# start of MATERIAL SUPPLIED

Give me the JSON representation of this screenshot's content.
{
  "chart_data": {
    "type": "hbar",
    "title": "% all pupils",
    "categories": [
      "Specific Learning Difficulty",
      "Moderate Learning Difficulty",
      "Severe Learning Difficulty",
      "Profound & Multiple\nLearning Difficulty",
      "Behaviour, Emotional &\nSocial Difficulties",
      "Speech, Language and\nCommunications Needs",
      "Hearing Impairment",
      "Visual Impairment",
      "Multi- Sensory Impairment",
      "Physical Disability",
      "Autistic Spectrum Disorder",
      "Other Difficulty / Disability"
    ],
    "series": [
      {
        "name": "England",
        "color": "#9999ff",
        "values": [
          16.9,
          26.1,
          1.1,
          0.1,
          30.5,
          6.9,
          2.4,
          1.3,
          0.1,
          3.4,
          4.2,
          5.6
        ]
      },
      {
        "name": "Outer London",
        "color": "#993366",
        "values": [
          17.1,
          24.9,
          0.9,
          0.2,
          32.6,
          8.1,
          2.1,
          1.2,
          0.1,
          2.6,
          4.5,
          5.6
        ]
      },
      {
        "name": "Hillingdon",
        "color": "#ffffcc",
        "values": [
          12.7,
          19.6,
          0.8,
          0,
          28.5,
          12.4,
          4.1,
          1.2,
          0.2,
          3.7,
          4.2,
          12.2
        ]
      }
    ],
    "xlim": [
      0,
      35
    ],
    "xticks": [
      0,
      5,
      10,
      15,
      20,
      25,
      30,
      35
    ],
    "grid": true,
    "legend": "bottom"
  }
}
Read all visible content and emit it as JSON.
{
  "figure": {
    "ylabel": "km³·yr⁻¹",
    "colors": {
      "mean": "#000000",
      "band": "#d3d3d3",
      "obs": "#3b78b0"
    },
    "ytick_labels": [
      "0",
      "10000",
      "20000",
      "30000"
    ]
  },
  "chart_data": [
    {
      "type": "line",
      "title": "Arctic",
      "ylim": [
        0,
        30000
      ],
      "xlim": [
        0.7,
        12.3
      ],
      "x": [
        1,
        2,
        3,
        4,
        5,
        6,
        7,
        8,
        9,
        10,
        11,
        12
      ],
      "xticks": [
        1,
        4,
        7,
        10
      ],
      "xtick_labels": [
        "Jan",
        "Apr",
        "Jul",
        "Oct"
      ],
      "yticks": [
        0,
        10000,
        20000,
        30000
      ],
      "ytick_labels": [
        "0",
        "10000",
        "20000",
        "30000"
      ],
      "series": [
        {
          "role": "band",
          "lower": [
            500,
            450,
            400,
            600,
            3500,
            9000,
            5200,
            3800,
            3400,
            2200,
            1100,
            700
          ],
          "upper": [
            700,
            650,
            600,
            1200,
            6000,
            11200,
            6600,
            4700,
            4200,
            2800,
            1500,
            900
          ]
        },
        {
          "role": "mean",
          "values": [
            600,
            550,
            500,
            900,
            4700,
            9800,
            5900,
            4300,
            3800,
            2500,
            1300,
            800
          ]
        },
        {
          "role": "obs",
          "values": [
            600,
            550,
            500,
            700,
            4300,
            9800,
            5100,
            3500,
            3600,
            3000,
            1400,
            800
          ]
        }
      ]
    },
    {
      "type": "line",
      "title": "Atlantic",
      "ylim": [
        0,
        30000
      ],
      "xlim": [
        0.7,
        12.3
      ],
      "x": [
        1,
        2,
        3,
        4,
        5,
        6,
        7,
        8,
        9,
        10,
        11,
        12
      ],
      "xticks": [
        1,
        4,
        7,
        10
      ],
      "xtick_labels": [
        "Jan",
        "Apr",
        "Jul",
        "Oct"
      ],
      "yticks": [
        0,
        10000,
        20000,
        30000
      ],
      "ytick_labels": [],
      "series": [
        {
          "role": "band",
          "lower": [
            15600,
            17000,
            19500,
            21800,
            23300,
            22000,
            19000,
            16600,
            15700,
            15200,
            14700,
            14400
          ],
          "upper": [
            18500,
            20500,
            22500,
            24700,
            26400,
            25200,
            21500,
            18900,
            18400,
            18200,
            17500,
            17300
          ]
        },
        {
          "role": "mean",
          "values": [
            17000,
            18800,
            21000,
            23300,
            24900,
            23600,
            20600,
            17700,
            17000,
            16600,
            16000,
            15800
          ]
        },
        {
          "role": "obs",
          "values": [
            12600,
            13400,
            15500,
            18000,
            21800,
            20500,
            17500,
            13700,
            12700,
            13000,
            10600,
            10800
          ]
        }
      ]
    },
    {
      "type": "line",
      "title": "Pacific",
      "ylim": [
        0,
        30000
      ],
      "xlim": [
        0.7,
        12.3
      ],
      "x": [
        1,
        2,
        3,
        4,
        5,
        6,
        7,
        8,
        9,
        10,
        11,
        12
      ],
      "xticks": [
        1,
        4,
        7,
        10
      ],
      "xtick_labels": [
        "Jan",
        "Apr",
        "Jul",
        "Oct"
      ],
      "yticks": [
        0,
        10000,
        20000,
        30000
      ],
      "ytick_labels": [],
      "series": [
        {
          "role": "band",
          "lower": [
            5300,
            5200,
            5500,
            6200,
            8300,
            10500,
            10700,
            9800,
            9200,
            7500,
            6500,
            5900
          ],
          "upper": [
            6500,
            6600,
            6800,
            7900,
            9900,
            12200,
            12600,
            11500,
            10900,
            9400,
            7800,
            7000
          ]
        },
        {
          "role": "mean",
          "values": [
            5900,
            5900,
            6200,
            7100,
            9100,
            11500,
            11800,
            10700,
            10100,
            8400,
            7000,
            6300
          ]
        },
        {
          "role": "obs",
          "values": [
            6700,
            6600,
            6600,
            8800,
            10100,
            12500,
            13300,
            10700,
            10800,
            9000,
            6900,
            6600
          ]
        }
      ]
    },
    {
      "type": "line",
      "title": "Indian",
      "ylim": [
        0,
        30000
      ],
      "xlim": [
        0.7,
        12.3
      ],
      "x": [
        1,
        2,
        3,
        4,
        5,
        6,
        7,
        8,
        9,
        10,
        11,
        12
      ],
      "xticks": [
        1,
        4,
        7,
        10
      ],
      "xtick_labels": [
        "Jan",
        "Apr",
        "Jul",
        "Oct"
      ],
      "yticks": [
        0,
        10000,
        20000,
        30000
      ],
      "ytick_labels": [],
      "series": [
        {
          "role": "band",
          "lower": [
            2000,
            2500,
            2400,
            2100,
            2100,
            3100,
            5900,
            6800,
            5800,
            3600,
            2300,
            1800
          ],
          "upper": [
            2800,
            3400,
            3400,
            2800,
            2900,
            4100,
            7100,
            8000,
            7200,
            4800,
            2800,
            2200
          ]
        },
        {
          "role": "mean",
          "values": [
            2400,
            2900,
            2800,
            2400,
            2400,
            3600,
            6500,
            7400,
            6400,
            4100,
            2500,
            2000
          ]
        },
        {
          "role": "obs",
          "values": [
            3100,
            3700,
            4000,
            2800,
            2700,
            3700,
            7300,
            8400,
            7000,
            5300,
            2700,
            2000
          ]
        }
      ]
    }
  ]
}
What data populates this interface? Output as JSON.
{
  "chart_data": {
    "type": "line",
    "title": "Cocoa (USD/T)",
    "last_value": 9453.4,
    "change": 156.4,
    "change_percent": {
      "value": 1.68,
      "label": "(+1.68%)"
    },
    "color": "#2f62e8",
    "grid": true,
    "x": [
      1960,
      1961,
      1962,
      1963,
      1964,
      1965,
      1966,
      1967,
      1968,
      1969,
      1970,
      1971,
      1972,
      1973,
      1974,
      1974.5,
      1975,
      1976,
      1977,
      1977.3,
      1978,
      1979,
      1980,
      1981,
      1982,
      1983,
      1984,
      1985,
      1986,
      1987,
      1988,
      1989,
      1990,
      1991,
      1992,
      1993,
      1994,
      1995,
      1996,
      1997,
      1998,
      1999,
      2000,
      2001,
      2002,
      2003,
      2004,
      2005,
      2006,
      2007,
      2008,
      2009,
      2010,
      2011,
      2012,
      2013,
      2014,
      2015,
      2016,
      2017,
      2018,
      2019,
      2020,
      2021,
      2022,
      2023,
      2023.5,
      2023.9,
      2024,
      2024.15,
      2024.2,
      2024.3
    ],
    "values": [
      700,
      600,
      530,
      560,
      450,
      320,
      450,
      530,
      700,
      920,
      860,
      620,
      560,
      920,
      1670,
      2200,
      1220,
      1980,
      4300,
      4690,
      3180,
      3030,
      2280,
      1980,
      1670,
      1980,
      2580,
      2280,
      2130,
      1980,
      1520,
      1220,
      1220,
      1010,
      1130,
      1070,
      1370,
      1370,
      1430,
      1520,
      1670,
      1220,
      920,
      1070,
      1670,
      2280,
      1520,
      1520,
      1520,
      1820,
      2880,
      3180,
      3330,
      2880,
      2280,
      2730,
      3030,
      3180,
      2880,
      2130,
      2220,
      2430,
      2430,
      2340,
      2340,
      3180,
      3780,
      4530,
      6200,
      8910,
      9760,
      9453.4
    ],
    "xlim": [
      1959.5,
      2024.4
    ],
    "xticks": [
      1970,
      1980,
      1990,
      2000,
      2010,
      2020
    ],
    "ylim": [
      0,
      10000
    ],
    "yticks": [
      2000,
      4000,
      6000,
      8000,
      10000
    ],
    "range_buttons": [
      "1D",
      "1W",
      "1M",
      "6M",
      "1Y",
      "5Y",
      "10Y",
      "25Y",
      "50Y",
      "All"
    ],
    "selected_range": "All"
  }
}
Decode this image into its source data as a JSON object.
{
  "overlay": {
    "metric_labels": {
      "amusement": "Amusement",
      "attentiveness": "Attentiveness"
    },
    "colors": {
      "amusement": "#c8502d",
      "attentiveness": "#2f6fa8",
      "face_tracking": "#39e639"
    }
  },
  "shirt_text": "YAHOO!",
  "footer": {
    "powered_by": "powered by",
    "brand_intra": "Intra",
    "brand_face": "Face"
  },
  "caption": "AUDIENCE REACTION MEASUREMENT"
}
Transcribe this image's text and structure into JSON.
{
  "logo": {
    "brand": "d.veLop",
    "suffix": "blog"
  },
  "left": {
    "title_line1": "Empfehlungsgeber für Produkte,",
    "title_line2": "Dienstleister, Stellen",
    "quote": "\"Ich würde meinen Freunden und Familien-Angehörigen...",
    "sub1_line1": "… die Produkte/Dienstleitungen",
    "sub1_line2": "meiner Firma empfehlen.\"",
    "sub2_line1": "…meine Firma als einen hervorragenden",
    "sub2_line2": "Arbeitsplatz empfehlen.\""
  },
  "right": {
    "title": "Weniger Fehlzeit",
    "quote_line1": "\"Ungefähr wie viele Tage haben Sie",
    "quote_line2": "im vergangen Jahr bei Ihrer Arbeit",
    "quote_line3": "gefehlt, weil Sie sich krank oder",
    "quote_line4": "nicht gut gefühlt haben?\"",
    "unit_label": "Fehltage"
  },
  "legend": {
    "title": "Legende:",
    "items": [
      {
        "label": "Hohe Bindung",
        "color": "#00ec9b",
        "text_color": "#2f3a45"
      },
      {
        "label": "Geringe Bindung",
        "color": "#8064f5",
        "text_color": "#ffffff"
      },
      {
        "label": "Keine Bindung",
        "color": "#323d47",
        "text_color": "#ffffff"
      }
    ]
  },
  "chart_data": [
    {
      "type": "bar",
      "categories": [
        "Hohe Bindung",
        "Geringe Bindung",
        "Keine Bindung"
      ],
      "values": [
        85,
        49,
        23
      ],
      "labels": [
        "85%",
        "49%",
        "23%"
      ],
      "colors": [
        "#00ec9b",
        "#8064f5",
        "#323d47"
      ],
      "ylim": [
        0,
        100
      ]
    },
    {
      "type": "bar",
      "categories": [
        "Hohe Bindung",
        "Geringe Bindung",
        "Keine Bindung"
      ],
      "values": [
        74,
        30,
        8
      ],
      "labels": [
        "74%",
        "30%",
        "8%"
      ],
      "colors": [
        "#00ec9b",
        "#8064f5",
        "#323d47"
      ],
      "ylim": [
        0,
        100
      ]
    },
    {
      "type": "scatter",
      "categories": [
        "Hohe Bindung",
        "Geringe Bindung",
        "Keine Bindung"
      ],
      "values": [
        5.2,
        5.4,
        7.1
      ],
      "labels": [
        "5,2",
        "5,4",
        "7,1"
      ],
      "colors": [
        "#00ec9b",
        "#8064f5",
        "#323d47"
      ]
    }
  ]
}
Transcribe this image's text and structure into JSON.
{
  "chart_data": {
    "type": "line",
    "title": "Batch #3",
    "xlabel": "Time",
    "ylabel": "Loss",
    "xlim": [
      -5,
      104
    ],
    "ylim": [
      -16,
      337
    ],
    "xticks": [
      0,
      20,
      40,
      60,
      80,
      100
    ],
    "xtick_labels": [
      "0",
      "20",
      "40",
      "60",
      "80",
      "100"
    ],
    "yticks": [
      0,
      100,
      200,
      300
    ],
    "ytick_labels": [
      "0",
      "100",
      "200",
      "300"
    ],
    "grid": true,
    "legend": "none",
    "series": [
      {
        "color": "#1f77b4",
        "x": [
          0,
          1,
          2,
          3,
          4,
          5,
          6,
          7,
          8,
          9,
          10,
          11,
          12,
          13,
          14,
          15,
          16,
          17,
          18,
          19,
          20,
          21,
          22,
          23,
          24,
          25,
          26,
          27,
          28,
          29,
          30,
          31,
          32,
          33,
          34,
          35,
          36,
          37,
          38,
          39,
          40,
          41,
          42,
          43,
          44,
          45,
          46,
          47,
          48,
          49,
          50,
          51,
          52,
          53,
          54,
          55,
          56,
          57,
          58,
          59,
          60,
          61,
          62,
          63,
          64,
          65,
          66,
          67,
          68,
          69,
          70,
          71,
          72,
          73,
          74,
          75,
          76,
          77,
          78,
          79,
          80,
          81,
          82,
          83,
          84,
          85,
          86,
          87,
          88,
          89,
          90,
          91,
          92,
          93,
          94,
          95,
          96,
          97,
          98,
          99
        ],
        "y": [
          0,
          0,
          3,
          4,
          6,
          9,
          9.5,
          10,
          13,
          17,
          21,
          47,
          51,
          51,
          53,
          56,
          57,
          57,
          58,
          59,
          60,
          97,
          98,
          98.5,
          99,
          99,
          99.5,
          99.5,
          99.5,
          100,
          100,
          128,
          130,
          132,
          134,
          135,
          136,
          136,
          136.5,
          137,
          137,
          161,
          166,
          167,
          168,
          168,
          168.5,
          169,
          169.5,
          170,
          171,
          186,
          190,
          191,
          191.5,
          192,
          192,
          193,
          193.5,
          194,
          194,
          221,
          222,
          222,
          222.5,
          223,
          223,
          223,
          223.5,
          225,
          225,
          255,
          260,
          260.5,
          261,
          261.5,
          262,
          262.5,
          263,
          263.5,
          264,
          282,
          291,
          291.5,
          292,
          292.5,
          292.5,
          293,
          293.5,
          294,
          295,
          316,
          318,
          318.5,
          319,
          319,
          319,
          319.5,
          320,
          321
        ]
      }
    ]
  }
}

# end of MATERIAL SUPPLIED

● WHAT THE TASK REQUIRES: Only lines with "Firma" are wanted here; list each of them.

● SOLUTION FOR THIS TASK:
    "sub1_line2": "meiner Firma empfehlen.\"",
    "sub2_line1": "…meine Firma als einen hervorragenden",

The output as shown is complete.